== Texte fourni ==
-----

Depuis une douzaine d’années, René (75 ans) et Esther (71 ans) vivent en Argovie. Comme la vie à Zurich était devenue trop chère pour eux à la retraite, ils ont cherché une alternative – et l’ont trouvée à Fahrwangen. Leur « petite maison de sorcière », comme ils l’appellent, réunit tous leurs souhaits : vivre dans deux ménages distincts dans le même bâtiment et avoir un jardin commun à entretenir. Car l’amour du jardinage les unit. Et ce n’est pas seulement ici qu’ils s’aident et se soutiennent mutuellement.
René est électricien radio et télévision de formation, avec une formation continue de concierge. Après une hémorragie cérébrale, il a perçu une rente partielle, mais a néanmoins continué à travailler pendant de nombreuses années. Depuis environ 25 ans, il souffre en outre de polyneuropathie – une maladie qui diminue la sensibilité des pieds et des mains. Si René se blesse aux pieds ou a des ampoules, par exemple, il ne le sent pas. Cela a entraîné des inflammations qui ont finalement conduit à l’amputation de plusieurs orteils et de l’avant-pied droit. Après d’autres complications, sa jambe gauche, genou compris, a également dû être amputée.
S’entraîner à faire du vélo sur la route
Pour cet ancien cycliste actif, ce fut d’abord un coup dur – après tout, il ne pouvait plus pratiquer son hobby adoré. Mais René ne s’est pas laissé abattre. Grâce à une thérapie intensive avec entraînement à la marche et renforcement musculaire, il se rapproche à nouveau peu à peu du vélo. Pour l’instant, il pédale certes uniquement sur un vélo d’appartement, mais les perspectives de pouvoir à nouveau se déplacer sur la route sont bonnes. Pour cela, une articulation de genou commandée par ordinateur l’aide : avec son soutien, il peut contrôler son genou et le plier en toute sécurité. Monter les escaliers est ainsi à nouveau possible.
Actuellement, cet homme de 75 ans se déplace beaucoup en fauteuil roulant ou en E‑scooter. Pour se rendre en thérapie à Schinznach (AG), par exemple, il prend les transports publics. « Ça fonctionne parfaitement », raconte-t-il. Sur l’application CFF, il voit précisément quels moyens de transport conviennent à lui et à son véhicule. « Comme c’est si simple, j’utilise souvent les transports publics avec l’E‑scooter. »

-----

== Données à analyser ==
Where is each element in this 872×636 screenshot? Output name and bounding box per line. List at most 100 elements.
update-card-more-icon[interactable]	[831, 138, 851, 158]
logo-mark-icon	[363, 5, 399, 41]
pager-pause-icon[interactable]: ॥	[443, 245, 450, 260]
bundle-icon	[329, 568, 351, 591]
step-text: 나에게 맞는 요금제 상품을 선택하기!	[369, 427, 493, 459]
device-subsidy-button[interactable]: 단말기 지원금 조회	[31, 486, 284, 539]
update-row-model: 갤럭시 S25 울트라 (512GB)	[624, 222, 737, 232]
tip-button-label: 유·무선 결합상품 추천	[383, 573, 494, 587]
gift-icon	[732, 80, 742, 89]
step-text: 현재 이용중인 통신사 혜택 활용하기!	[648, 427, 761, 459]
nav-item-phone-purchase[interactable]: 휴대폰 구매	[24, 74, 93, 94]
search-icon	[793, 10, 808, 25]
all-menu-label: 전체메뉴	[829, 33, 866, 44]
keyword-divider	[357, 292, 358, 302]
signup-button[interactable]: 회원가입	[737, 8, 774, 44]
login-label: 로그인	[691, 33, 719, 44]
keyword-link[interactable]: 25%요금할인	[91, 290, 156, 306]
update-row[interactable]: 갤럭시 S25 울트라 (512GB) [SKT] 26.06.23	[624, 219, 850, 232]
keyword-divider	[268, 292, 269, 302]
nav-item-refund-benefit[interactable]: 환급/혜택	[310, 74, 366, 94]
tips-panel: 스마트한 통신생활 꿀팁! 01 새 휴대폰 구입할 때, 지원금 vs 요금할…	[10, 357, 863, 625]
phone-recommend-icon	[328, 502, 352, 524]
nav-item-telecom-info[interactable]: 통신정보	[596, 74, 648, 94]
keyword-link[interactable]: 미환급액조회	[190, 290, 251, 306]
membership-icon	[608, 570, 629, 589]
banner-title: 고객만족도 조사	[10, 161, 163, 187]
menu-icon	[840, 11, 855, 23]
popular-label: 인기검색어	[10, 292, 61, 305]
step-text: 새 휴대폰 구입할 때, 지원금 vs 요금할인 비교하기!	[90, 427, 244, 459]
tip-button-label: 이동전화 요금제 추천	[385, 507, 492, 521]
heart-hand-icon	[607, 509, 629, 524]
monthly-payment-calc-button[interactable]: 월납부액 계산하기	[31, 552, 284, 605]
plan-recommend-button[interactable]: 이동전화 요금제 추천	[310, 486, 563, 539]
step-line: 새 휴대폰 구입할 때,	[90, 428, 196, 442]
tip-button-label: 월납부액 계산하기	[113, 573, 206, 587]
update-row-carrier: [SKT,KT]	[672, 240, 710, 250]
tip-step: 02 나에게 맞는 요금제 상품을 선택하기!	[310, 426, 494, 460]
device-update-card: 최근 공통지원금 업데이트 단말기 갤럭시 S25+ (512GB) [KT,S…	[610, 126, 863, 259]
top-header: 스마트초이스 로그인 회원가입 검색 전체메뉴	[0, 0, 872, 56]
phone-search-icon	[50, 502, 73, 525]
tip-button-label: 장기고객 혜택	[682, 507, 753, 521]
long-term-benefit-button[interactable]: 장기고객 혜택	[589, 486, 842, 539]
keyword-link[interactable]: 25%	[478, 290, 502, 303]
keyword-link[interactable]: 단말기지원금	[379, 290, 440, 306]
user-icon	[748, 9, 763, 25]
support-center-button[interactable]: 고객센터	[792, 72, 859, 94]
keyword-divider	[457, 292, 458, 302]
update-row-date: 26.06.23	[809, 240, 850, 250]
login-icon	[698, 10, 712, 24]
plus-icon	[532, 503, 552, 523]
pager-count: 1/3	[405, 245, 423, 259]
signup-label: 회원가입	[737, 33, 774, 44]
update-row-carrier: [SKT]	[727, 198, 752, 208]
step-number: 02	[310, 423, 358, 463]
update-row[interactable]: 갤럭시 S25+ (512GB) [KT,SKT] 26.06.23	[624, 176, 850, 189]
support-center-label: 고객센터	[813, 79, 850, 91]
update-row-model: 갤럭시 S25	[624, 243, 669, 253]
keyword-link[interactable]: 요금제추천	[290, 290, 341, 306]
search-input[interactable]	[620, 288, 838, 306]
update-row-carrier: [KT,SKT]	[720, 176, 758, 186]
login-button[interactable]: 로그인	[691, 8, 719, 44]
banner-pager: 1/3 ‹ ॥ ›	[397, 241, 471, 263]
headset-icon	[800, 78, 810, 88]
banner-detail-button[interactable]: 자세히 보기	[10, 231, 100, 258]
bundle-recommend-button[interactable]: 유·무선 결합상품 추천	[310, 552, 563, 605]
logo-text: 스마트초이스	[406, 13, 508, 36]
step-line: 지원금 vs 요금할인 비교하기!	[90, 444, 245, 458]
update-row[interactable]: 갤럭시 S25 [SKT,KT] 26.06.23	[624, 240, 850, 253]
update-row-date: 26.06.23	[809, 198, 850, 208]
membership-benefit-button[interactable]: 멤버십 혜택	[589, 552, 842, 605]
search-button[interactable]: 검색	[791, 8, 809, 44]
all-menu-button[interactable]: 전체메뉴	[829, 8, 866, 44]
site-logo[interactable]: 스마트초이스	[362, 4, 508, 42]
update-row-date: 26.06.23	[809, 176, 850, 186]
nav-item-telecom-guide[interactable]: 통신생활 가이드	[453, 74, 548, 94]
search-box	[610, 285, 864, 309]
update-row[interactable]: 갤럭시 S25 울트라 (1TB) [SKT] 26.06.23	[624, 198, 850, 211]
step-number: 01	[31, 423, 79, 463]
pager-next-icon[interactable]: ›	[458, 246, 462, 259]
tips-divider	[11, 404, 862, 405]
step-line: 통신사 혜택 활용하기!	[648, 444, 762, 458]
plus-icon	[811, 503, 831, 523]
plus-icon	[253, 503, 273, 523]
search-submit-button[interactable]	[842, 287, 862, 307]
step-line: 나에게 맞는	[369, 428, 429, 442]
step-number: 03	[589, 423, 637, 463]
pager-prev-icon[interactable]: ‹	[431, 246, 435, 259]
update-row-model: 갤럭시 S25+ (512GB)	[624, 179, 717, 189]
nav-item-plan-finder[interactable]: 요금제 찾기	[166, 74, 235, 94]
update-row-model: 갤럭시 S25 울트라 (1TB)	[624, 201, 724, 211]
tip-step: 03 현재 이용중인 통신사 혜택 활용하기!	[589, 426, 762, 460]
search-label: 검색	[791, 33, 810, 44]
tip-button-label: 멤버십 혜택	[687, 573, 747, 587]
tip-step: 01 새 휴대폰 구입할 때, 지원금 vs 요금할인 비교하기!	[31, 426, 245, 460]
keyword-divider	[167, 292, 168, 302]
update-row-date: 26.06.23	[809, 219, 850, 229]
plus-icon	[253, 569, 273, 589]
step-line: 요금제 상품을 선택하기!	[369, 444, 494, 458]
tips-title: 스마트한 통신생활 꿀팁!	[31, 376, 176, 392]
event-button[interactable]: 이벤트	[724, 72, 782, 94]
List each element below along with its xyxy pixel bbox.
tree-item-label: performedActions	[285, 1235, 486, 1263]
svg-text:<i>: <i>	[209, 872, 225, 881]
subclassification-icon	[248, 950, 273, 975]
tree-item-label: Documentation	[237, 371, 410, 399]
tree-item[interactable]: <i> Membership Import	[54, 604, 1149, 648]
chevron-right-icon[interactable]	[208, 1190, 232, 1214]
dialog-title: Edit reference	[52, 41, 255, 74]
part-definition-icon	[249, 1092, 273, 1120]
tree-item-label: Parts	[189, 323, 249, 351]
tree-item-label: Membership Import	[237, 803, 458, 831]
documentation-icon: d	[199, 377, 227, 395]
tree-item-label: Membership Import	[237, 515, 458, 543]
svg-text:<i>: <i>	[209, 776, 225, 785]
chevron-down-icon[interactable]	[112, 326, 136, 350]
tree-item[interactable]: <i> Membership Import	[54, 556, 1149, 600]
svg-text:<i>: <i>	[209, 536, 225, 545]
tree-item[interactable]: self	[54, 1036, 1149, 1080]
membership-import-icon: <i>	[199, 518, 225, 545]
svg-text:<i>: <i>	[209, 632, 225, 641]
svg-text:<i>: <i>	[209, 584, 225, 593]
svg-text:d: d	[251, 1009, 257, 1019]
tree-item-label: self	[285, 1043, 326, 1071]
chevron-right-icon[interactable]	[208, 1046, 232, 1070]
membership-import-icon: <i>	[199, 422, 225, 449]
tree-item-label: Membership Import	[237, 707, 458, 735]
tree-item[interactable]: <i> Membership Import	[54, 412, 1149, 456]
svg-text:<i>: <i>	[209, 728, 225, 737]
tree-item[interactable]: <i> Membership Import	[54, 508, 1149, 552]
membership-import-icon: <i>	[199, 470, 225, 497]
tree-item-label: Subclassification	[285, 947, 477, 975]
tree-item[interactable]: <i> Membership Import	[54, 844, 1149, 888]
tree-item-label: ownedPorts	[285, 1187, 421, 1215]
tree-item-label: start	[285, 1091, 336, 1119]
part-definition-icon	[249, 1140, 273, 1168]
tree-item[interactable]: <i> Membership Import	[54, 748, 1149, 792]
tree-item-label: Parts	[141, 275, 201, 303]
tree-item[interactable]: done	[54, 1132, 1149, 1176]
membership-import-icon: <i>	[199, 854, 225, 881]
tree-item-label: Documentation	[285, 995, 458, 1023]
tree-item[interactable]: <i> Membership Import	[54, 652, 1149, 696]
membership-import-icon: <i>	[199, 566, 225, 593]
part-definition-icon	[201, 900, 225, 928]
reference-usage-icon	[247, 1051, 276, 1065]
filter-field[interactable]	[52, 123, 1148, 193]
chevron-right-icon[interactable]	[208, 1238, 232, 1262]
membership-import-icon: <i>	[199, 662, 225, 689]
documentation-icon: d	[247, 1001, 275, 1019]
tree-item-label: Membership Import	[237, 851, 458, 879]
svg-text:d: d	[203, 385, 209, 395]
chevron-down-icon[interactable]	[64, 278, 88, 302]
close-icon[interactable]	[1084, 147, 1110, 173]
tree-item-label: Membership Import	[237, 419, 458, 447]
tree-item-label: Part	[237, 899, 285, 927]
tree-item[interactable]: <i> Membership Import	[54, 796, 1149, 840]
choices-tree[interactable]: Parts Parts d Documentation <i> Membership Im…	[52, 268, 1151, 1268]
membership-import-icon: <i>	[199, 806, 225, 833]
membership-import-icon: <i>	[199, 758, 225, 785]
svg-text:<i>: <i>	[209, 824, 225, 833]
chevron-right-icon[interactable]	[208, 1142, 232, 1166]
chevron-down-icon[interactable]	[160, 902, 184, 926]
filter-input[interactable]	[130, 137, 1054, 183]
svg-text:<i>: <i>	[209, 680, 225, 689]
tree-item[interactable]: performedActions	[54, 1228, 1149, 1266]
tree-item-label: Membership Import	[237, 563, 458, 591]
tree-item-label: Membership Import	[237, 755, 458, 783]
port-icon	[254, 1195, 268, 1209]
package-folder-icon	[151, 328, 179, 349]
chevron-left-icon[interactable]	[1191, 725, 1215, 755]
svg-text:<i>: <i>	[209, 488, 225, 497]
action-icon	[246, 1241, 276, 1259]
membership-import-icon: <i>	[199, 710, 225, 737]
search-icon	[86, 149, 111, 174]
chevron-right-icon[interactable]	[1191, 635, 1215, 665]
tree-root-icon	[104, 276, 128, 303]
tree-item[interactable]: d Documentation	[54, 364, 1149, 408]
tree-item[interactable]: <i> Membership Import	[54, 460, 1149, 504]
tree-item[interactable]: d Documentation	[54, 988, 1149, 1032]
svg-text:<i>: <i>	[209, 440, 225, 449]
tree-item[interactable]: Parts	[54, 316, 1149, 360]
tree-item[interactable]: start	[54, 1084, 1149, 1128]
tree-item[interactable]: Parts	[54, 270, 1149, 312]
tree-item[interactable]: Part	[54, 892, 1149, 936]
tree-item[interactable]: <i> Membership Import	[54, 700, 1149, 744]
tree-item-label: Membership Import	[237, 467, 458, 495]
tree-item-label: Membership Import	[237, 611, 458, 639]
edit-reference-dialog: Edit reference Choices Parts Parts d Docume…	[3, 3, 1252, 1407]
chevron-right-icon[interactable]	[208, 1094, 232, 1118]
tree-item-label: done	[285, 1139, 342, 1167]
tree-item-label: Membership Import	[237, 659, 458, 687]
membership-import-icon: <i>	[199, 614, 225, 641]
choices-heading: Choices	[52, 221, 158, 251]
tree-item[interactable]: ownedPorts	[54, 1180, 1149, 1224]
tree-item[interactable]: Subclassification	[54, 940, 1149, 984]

-----

== Parties de l'exercice ==
(a) Reproduisez le passage du texte fourni compris entre « René est électricien » et « dû être amputée. », ces deux segments inclus.
(b) Condensez sous forme de liste le paragraphe du texte fourni qui commence par « René est électricien radio et télévision », en conservant ses faits principaux.
Les lignes forment un matériau indépendant du texte fourni.

== Réponses par consigne ==
(a)
René est électricien radio et télévision de formation, avec une formation continue de concierge. Après une hémorragie cérébrale, il a perçu une rente partielle, mais a néanmoins continué à travailler pendant de nombreuses années. Depuis environ 25 ans, il souffre en outre de polyneuropathie – une maladie qui diminue la sensibilité des pieds et des mains. Si René se blesse aux pieds ou a des ampoules, par exemple, il ne le sent pas. Cela a entraîné des inflammations qui ont finalement conduit à l’amputation de plusieurs orteils et de l’avant-pied droit. Après d’autres complications, sa jambe gauche, genou compris, a également dû être amputée.

(b)
- Formation : électricien radio et télévision, avec une formation continue de concierge.
- Hémorragie cérébrale : rente partielle, mais poursuite du travail pendant de nombreuses années.
- Polyneuropathie depuis environ 25 ans : sensibilité réduite des pieds et des mains. Il ne sent pas les blessures ni les ampoules aux pieds.
- Conséquences : des inflammations ont conduit à l'amputation de plusieurs orteils et de l'avant-pied droit. Après d'autres complications, la jambe gauche, genou compris, a aussi été amputée.